» **Requirement**
Pull out every line from the listing that has the word "ondanks".

-- Start of Data lines --

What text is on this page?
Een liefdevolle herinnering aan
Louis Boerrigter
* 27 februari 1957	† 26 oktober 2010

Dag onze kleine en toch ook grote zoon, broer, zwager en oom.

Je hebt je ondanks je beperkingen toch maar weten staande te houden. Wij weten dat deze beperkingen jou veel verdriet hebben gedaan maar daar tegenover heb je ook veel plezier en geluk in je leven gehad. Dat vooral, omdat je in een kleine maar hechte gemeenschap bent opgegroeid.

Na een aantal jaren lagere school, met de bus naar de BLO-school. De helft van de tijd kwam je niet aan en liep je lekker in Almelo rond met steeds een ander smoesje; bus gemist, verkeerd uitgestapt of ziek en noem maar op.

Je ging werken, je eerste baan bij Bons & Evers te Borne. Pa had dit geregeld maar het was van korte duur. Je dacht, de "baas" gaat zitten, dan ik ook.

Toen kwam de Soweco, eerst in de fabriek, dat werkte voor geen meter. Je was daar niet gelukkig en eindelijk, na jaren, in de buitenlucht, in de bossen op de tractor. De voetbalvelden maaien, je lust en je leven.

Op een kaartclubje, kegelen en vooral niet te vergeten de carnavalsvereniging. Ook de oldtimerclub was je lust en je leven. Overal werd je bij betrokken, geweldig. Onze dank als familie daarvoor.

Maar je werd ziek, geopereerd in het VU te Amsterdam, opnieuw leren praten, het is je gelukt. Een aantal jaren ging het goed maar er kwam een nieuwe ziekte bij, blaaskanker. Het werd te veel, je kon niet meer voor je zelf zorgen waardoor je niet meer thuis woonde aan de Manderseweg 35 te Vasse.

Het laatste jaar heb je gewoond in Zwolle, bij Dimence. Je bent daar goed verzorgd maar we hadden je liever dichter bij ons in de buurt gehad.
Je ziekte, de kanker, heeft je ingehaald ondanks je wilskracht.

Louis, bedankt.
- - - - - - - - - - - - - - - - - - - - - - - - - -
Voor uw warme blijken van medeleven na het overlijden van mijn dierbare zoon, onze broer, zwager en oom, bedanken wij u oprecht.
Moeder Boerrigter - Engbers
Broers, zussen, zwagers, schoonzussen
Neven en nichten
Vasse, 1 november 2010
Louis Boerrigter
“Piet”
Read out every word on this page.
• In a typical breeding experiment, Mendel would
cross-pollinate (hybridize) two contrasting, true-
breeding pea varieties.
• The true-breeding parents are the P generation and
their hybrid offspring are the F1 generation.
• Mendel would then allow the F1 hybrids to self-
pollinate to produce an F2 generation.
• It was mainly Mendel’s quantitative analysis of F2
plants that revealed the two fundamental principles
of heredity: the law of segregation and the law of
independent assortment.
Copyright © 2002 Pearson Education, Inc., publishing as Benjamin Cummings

-- End of Data lines --

» **Output for this exercise**
Je hebt je ondanks je beperkingen toch maar weten staande te houden. Wij weten dat deze beperkingen jou veel verdriet hebben gedaan maar daar tegenover heb je ook veel plezier en geluk in je leven gehad. Dat vooral, omdat je in een kleine maar hechte gemeenschap bent opgegroeid.
Je ziekte, de kanker, heeft je ingehaald ondanks je wilskracht.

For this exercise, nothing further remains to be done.